- Your goal:
Copy the data precisely, keeping every character.

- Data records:
=-=-=

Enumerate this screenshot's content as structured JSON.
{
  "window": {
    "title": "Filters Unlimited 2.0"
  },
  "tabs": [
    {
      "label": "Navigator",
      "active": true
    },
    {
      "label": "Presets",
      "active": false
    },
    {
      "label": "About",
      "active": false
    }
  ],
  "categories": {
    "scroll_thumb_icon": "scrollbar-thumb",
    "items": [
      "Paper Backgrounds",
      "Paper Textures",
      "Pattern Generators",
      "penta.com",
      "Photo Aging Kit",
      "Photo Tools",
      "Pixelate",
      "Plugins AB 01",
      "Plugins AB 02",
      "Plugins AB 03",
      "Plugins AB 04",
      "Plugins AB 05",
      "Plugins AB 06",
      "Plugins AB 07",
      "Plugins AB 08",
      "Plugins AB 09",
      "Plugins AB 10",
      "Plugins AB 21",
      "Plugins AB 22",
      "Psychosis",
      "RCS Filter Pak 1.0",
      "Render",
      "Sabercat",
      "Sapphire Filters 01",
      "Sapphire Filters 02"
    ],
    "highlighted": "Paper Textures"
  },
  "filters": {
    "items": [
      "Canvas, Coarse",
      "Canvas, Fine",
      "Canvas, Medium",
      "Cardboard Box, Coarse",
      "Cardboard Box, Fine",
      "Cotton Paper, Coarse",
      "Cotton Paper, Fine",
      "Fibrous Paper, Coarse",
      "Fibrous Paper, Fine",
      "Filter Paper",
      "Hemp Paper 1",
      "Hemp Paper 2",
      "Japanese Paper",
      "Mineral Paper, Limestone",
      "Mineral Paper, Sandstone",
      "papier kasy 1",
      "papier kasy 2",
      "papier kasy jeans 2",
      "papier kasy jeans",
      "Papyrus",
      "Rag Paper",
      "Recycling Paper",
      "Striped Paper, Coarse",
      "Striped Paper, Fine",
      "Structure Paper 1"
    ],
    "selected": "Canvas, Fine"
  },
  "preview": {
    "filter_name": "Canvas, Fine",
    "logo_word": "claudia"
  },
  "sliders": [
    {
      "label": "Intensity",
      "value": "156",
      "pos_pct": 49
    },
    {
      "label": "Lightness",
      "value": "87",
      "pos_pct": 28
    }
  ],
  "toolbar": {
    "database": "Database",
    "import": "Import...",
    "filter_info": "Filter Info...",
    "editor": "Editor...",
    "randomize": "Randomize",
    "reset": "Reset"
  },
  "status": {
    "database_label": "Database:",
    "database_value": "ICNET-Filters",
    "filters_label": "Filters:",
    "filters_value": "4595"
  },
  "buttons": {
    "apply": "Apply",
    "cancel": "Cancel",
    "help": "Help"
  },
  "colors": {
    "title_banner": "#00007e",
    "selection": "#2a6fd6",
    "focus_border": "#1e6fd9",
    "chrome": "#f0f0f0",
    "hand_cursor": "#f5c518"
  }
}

=-=-=

- Task response:
Enumerate this screenshot's content as structured JSON.
{
  "window": {
    "title": "Filters Unlimited 2.0"
  },
  "tabs": [
    {
      "label": "Navigator",
      "active": true
    },
    {
      "label": "Presets",
      "active": false
    },
    {
      "label": "About",
      "active": false
    }
  ],
  "categories": {
    "scroll_thumb_icon": "scrollbar-thumb",
    "items": [
      "Paper Backgrounds",
      "Paper Textures",
      "Pattern Generators",
      "penta.com",
      "Photo Aging Kit",
      "Photo Tools",
      "Pixelate",
      "Plugins AB 01",
      "Plugins AB 02",
      "Plugins AB 03",
      "Plugins AB 04",
      "Plugins AB 05",
      "Plugins AB 06",
      "Plugins AB 07",
      "Plugins AB 08",
      "Plugins AB 09",
      "Plugins AB 10",
      "Plugins AB 21",
      "Plugins AB 22",
      "Psychosis",
      "RCS Filter Pak 1.0",
      "Render",
      "Sabercat",
      "Sapphire Filters 01",
      "Sapphire Filters 02"
    ],
    "highlighted": "Paper Textures"
  },
  "filters": {
    "items": [
      "Canvas, Coarse",
      "Canvas, Fine",
      "Canvas, Medium",
      "Cardboard Box, Coarse",
      "Cardboard Box, Fine",
      "Cotton Paper, Coarse",
      "Cotton Paper, Fine",
      "Fibrous Paper, Coarse",
      "Fibrous Paper, Fine",
      "Filter Paper",
      "Hemp Paper 1",
      "Hemp Paper 2",
      "Japanese Paper",
      "Mineral Paper, Limestone",
      "Mineral Paper, Sandstone",
      "papier kasy 1",
      "papier kasy 2",
      "papier kasy jeans 2",
      "papier kasy jeans",
      "Papyrus",
      "Rag Paper",
      "Recycling Paper",
      "Striped Paper, Coarse",
      "Striped Paper, Fine",
      "Structure Paper 1"
    ],
    "selected": "Canvas, Fine"
  },
  "preview": {
    "filter_name": "Canvas, Fine",
    "logo_word": "claudia"
  },
  "sliders": [
    {
      "label": "Intensity",
      "value": "156",
      "pos_pct": 49
    },
    {
      "label": "Lightness",
      "value": "87",
      "pos_pct": 28
    }
  ],
  "toolbar": {
    "database": "Database",
    "import": "Import...",
    "filter_info": "Filter Info...",
    "editor": "Editor...",
    "randomize": "Randomize",
    "reset": "Reset"
  },
  "status": {
    "database_label": "Database:",
    "database_value": "ICNET-Filters",
    "filters_label": "Filters:",
    "filters_value": "4595"
  },
  "buttons": {
    "apply": "Apply",
    "cancel": "Cancel",
    "help": "Help"
  },
  "colors": {
    "title_banner": "#00007e",
    "selection": "#2a6fd6",
    "focus_border": "#1e6fd9",
    "chrome": "#f0f0f0",
    "hand_cursor": "#f5c518"
  }
}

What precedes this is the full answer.